[Instruction] Reproduce all the lines below exactly and omit the images.

[Record list]
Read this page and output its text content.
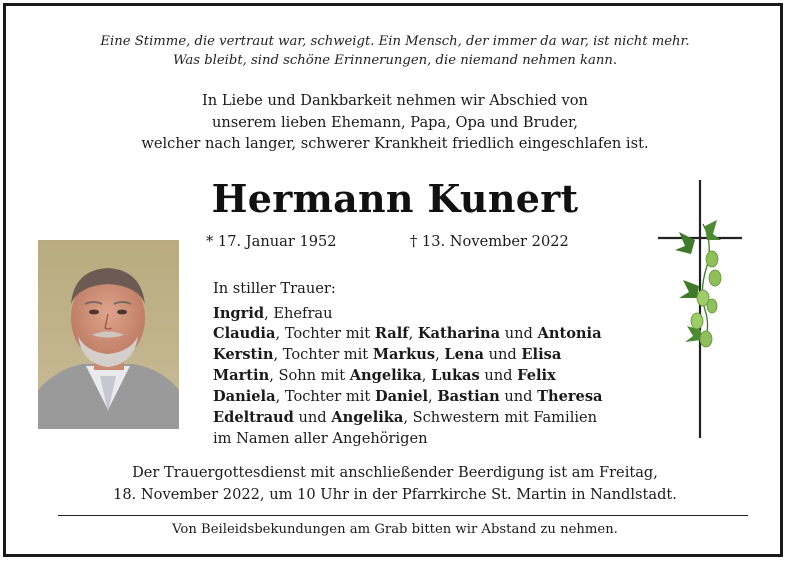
Eine Stimme, die vertraut war, schweigt. Ein Mensch, der immer da war, ist nicht mehr.
Was bleibt, sind schöne Erinnerungen, die niemand nehmen kann.
In Liebe und Dankbarkeit nehmen wir Abschied von
unserem lieben Ehemann, Papa, Opa und Bruder,
welcher nach langer, schwerer Krankheit friedlich eingeschlafen ist.
Hermann Kunert
* 17. Januar 1952	† 13. November 2022
In stiller Trauer:
Ingrid, Ehefrau
Claudia, Tochter mit Ralf, Katharina und Antonia
Kerstin, Tochter mit Markus, Lena und Elisa
Martin, Sohn mit Angelika, Lukas und Felix
Daniela, Tochter mit Daniel, Bastian und Theresa
Edeltraud und Angelika, Schwestern mit Familien
im Namen aller Angehörigen
Der Trauergottesdienst mit anschließender Beerdigung ist am Freitag,
18. November 2022, um 10 Uhr in der Pfarrkirche St. Martin in Nandlstadt.
Von Beileidsbekundungen am Grab bitten wir Abstand zu nehmen.
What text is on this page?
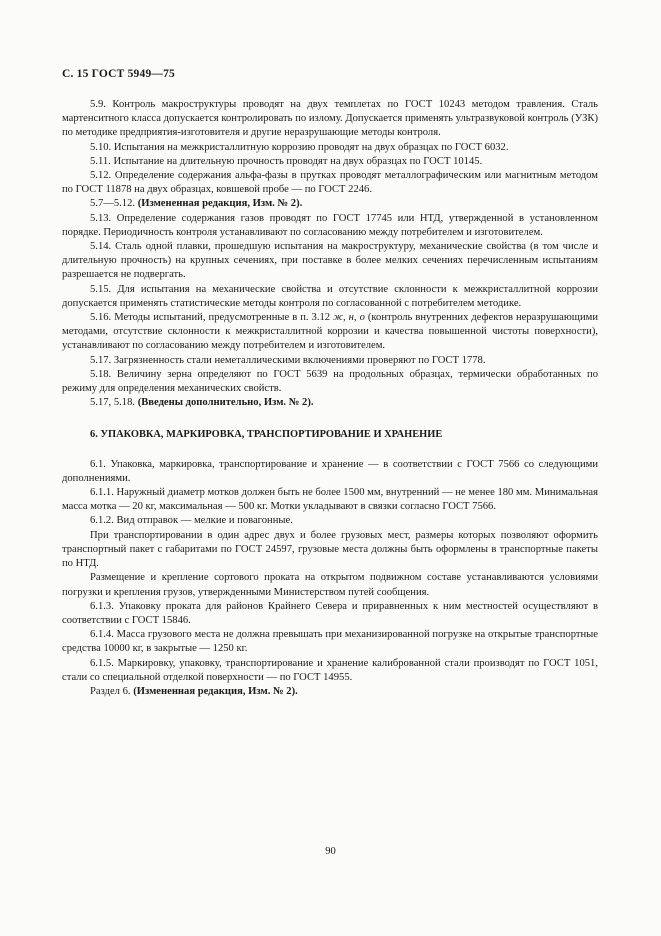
С. 15 ГОСТ 5949—75

5.9. Контроль макроструктуры проводят на двух темплетах по ГОСТ 10243 методом травления. Сталь мартенситного класса допускается контролировать по излому. Допускается применять ультразвуковой контроль (УЗК) по методике предприятия-изготовителя и другие неразрушающие методы контроля.

5.10. Испытания на межкристаллитную коррозию проводят на двух образцах по ГОСТ 6032.

5.11. Испытание на длительную прочность проводят на двух образцах по ГОСТ 10145.

5.12. Определение содержания альфа-фазы в прутках проводят металлографическим или магнитным методом по ГОСТ 11878 на двух образцах, ковшевой пробе — по ГОСТ 2246.

5.7—5.12. (Измененная редакция, Изм. № 2).

5.13. Определение содержания газов проводят по ГОСТ 17745 или НТД, утвержденной в установленном порядке. Периодичность контроля устанавливают по согласованию между потребителем и изготовителем.

5.14. Сталь одной плавки, прошедшую испытания на макроструктуру, механические свойства (в том числе и длительную прочность) на крупных сечениях, при поставке в более мелких сечениях перечисленным испытаниям разрешается не подвергать.

5.15. Для испытания на механические свойства и отсутствие склонности к межкристаллитной коррозии допускается применять статистические методы контроля по согласованной с потребителем методике.

5.16. Методы испытаний, предусмотренные в п. 3.12 ж, н, о (контроль внутренних дефектов неразрушающими методами, отсутствие склонности к межкристаллитной коррозии и качества повышенной чистоты поверхности), устанавливают по согласованию между потребителем и изготовителем.

5.17. Загрязненность стали неметаллическими включениями проверяют по ГОСТ 1778.

5.18. Величину зерна определяют по ГОСТ 5639 на продольных образцах, термически обработанных по режиму для определения механических свойств.

5.17, 5.18. (Введены дополнительно, Изм. № 2).

6. УПАКОВКА, МАРКИРОВКА, ТРАНСПОРТИРОВАНИЕ И ХРАНЕНИЕ

6.1. Упаковка, маркировка, транспортирование и хранение — в соответствии с ГОСТ 7566 со следующими дополнениями.

6.1.1. Наружный диаметр мотков должен быть не более 1500 мм, внутренний — не менее 180 мм. Минимальная масса мотка — 20 кг, максимальная — 500 кг. Мотки укладывают в связки согласно ГОСТ 7566.

6.1.2. Вид отправок — мелкие и повагонные.

При транспортировании в один адрес двух и более грузовых мест, размеры которых позволяют оформить транспортный пакет с габаритами по ГОСТ 24597, грузовые места должны быть оформлены в транспортные пакеты по НТД.

Размещение и крепление сортового проката на открытом подвижном составе устанавливаются условиями погрузки и крепления грузов, утвержденными Министерством путей сообщения.

6.1.3. Упаковку проката для районов Крайнего Севера и приравненных к ним местностей осуществляют в соответствии с ГОСТ 15846.

6.1.4. Масса грузового места не должна превышать при механизированной погрузке на открытые транспортные средства 10000 кг, в закрытые — 1250 кг.

6.1.5. Маркировку, упаковку, транспортирование и хранение калиброванной стали производят по ГОСТ 1051, стали со специальной отделкой поверхности — по ГОСТ 14955.

Раздел 6. (Измененная редакция, Изм. № 2).

90
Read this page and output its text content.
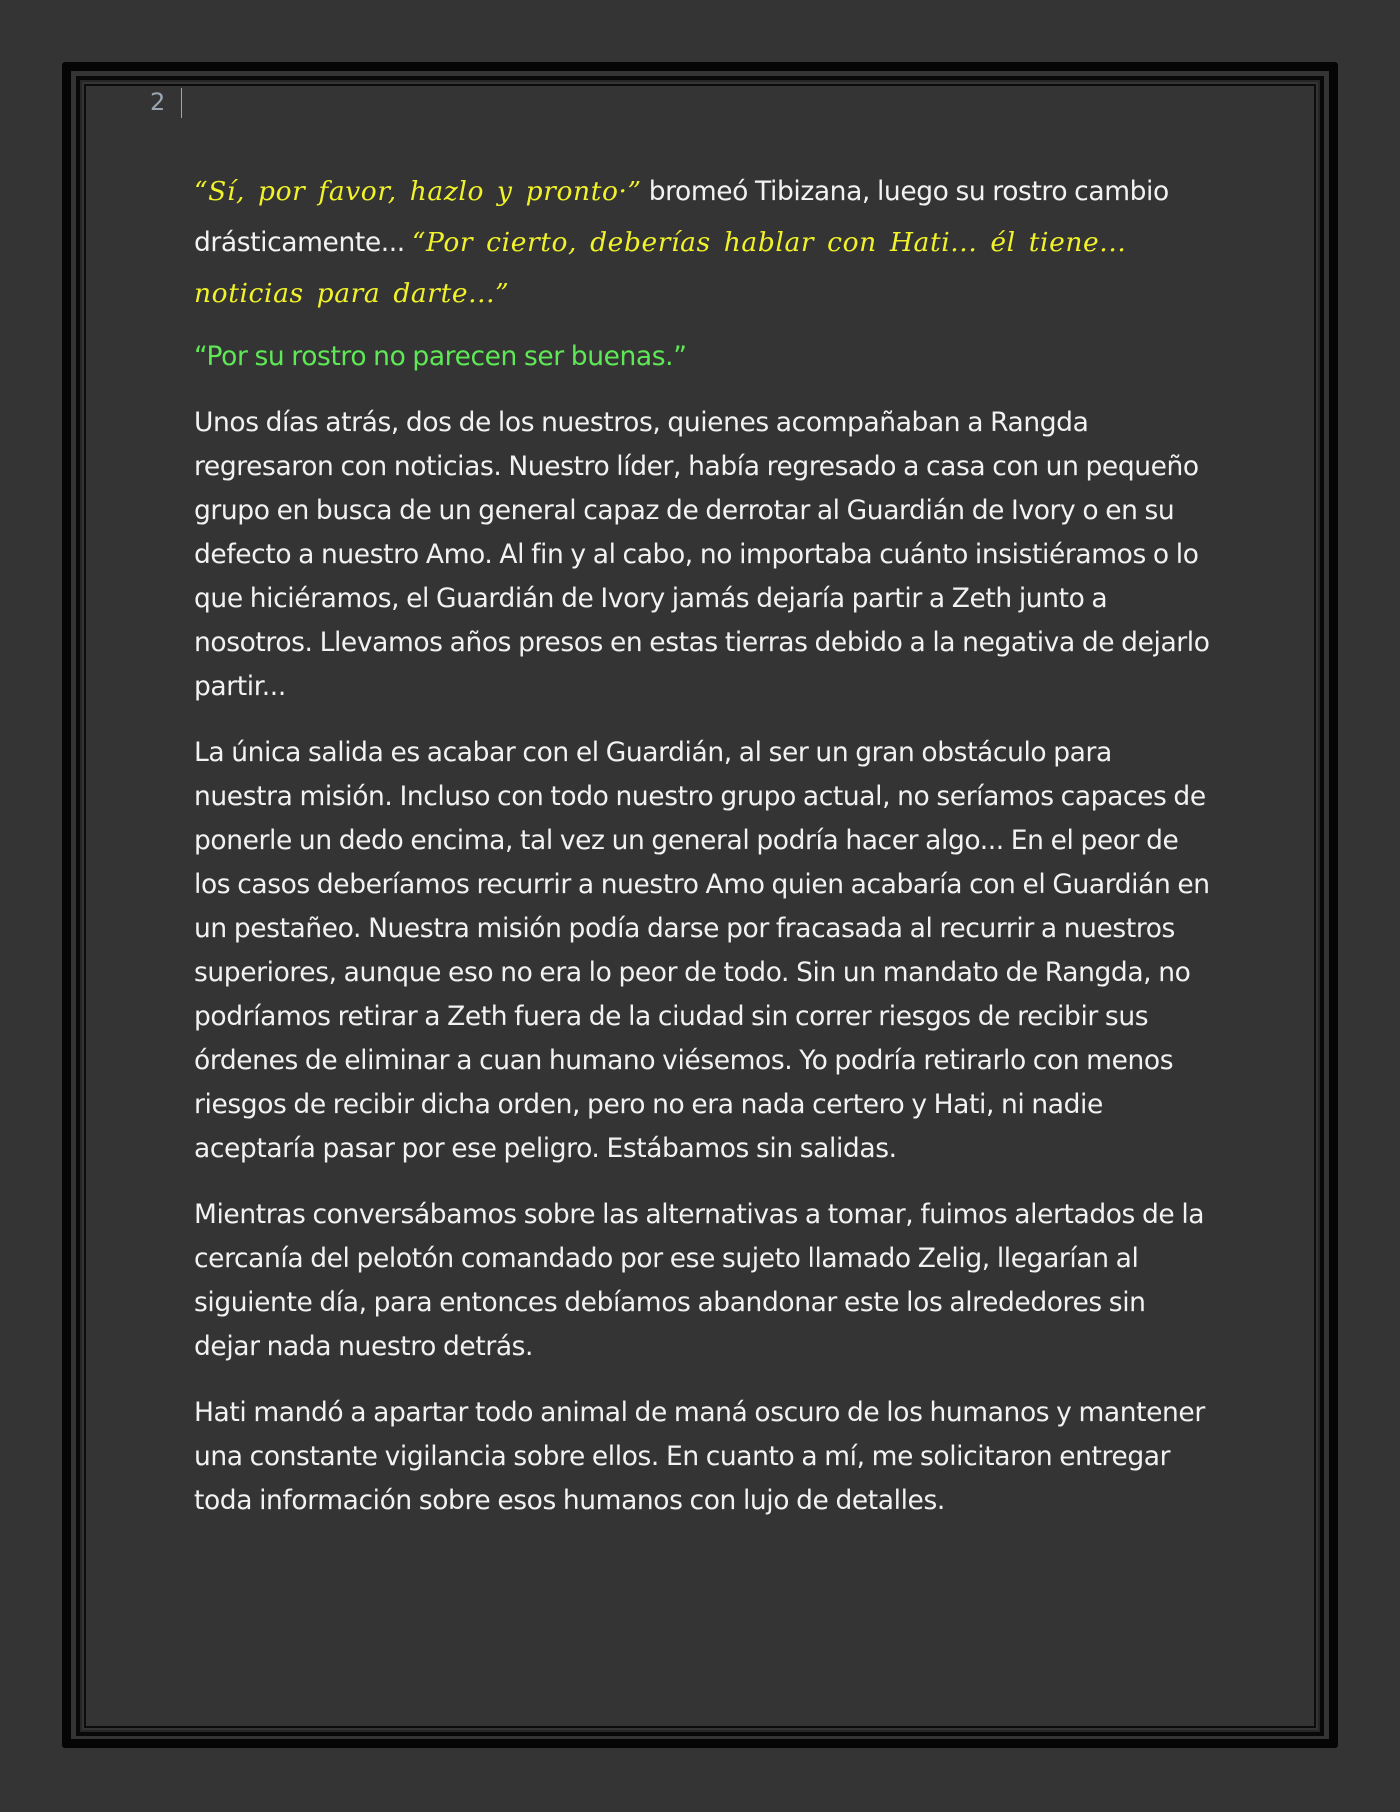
2

“Sí, por favor, hazlo y pronto·” bromeó Tibizana, luego su rostro cambio drásticamente... “Por cierto, deberías hablar con Hati... él tiene... noticias para darte...”

“Por su rostro no parecen ser buenas.”

Unos días atrás, dos de los nuestros, quienes acompañaban a Rangda regresaron con noticias. Nuestro líder, había regresado a casa con un pequeño grupo en busca de un general capaz de derrotar al Guardián de Ivory o en su defecto a nuestro Amo. Al fin y al cabo, no importaba cuánto insistiéramos o lo que hiciéramos, el Guardián de Ivory jamás dejaría partir a Zeth junto a nosotros. Llevamos años presos en estas tierras debido a la negativa de dejarlo partir...

La única salida es acabar con el Guardián, al ser un gran obstáculo para nuestra misión. Incluso con todo nuestro grupo actual, no seríamos capaces de ponerle un dedo encima, tal vez un general podría hacer algo... En el peor de los casos deberíamos recurrir a nuestro Amo quien acabaría con el Guardián en un pestañeo. Nuestra misión podía darse por fracasada al recurrir a nuestros superiores, aunque eso no era lo peor de todo. Sin un mandato de Rangda, no podríamos retirar a Zeth fuera de la ciudad sin correr riesgos de recibir sus órdenes de eliminar a cuan humano viésemos. Yo podría retirarlo con menos riesgos de recibir dicha orden, pero no era nada certero y Hati, ni nadie aceptaría pasar por ese peligro. Estábamos sin salidas.

Mientras conversábamos sobre las alternativas a tomar, fuimos alertados de la cercanía del pelotón comandado por ese sujeto llamado Zelig, llegarían al siguiente día, para entonces debíamos abandonar este los alrededores sin dejar nada nuestro detrás.

Hati mandó a apartar todo animal de maná oscuro de los humanos y mantener una constante vigilancia sobre ellos. En cuanto a mí, me solicitaron entregar toda información sobre esos humanos con lujo de detalles.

[Reply to the exercise]
Read this page and output its text content.
Eine Stimme, die vertraut war, schweigt. Ein Mensch, der immer da war, ist nicht mehr.
Was bleibt, sind schöne Erinnerungen, die niemand nehmen kann.
In Liebe und Dankbarkeit nehmen wir Abschied von
unserem lieben Ehemann, Papa, Opa und Bruder,
welcher nach langer, schwerer Krankheit friedlich eingeschlafen ist.
Hermann Kunert
* 17. Januar 1952	† 13. November 2022
In stiller Trauer:
Ingrid, Ehefrau
Claudia, Tochter mit Ralf, Katharina und Antonia
Kerstin, Tochter mit Markus, Lena und Elisa
Martin, Sohn mit Angelika, Lukas und Felix
Daniela, Tochter mit Daniel, Bastian und Theresa
Edeltraud und Angelika, Schwestern mit Familien
im Namen aller Angehörigen
Der Trauergottesdienst mit anschließender Beerdigung ist am Freitag,
18. November 2022, um 10 Uhr in der Pfarrkirche St. Martin in Nandlstadt.
Von Beileidsbekundungen am Grab bitten wir Abstand zu nehmen.
What text is on this page?
С. 15 ГОСТ 5949—75

5.9. Контроль макроструктуры проводят на двух темплетах по ГОСТ 10243 методом травления. Сталь мартенситного класса допускается контролировать по излому. Допускается применять ультразвуковой контроль (УЗК) по методике предприятия-изготовителя и другие неразрушающие методы контроля.

5.10. Испытания на межкристаллитную коррозию проводят на двух образцах по ГОСТ 6032.

5.11. Испытание на длительную прочность проводят на двух образцах по ГОСТ 10145.

5.12. Определение содержания альфа-фазы в прутках проводят металлографическим или магнитным методом по ГОСТ 11878 на двух образцах, ковшевой пробе — по ГОСТ 2246.

5.7—5.12. (Измененная редакция, Изм. № 2).

5.13. Определение содержания газов проводят по ГОСТ 17745 или НТД, утвержденной в установленном порядке. Периодичность контроля устанавливают по согласованию между потребителем и изготовителем.

5.14. Сталь одной плавки, прошедшую испытания на макроструктуру, механические свойства (в том числе и длительную прочность) на крупных сечениях, при поставке в более мелких сечениях перечисленным испытаниям разрешается не подвергать.

5.15. Для испытания на механические свойства и отсутствие склонности к межкристаллитной коррозии допускается применять статистические методы контроля по согласованной с потребителем методике.

5.16. Методы испытаний, предусмотренные в п. 3.12 ж, н, о (контроль внутренних дефектов неразрушающими методами, отсутствие склонности к межкристаллитной коррозии и качества повышенной чистоты поверхности), устанавливают по согласованию между потребителем и изготовителем.

5.17. Загрязненность стали неметаллическими включениями проверяют по ГОСТ 1778.

5.18. Величину зерна определяют по ГОСТ 5639 на продольных образцах, термически обработанных по режиму для определения механических свойств.

5.17, 5.18. (Введены дополнительно, Изм. № 2).

6. УПАКОВКА, МАРКИРОВКА, ТРАНСПОРТИРОВАНИЕ И ХРАНЕНИЕ

6.1. Упаковка, маркировка, транспортирование и хранение — в соответствии с ГОСТ 7566 со следующими дополнениями.

6.1.1. Наружный диаметр мотков должен быть не более 1500 мм, внутренний — не менее 180 мм. Минимальная масса мотка — 20 кг, максимальная — 500 кг. Мотки укладывают в связки согласно ГОСТ 7566.

6.1.2. Вид отправок — мелкие и повагонные.

При транспортировании в один адрес двух и более грузовых мест, размеры которых позволяют оформить транспортный пакет с габаритами по ГОСТ 24597, грузовые места должны быть оформлены в транспортные пакеты по НТД.

Размещение и крепление сортового проката на открытом подвижном составе устанавливаются условиями погрузки и крепления грузов, утвержденными Министерством путей сообщения.

6.1.3. Упаковку проката для районов Крайнего Севера и приравненных к ним местностей осуществляют в соответствии с ГОСТ 15846.

6.1.4. Масса грузового места не должна превышать при механизированной погрузке на открытые транспортные средства 10000 кг, в закрытые — 1250 кг.

6.1.5. Маркировку, упаковку, транспортирование и хранение калиброванной стали производят по ГОСТ 1051, стали со специальной отделкой поверхности — по ГОСТ 14955.

Раздел 6. (Измененная редакция, Изм. № 2).

90
Read this page and output its text content.
2

“Sí, por favor, hazlo y pronto·” bromeó Tibizana, luego su rostro cambio drásticamente... “Por cierto, deberías hablar con Hati... él tiene... noticias para darte...”

“Por su rostro no parecen ser buenas.”

Unos días atrás, dos de los nuestros, quienes acompañaban a Rangda regresaron con noticias. Nuestro líder, había regresado a casa con un pequeño grupo en busca de un general capaz de derrotar al Guardián de Ivory o en su defecto a nuestro Amo. Al fin y al cabo, no importaba cuánto insistiéramos o lo que hiciéramos, el Guardián de Ivory jamás dejaría partir a Zeth junto a nosotros. Llevamos años presos en estas tierras debido a la negativa de dejarlo partir...

La única salida es acabar con el Guardián, al ser un gran obstáculo para nuestra misión. Incluso con todo nuestro grupo actual, no seríamos capaces de ponerle un dedo encima, tal vez un general podría hacer algo... En el peor de los casos deberíamos recurrir a nuestro Amo quien acabaría con el Guardián en un pestañeo. Nuestra misión podía darse por fracasada al recurrir a nuestros superiores, aunque eso no era lo peor de todo. Sin un mandato de Rangda, no podríamos retirar a Zeth fuera de la ciudad sin correr riesgos de recibir sus órdenes de eliminar a cuan humano viésemos. Yo podría retirarlo con menos riesgos de recibir dicha orden, pero no era nada certero y Hati, ni nadie aceptaría pasar por ese peligro. Estábamos sin salidas.

Mientras conversábamos sobre las alternativas a tomar, fuimos alertados de la cercanía del pelotón comandado por ese sujeto llamado Zelig, llegarían al siguiente día, para entonces debíamos abandonar este los alrededores sin dejar nada nuestro detrás.

Hati mandó a apartar todo animal de maná oscuro de los humanos y mantener una constante vigilancia sobre ellos. En cuanto a mí, me solicitaron entregar toda información sobre esos humanos con lujo de detalles.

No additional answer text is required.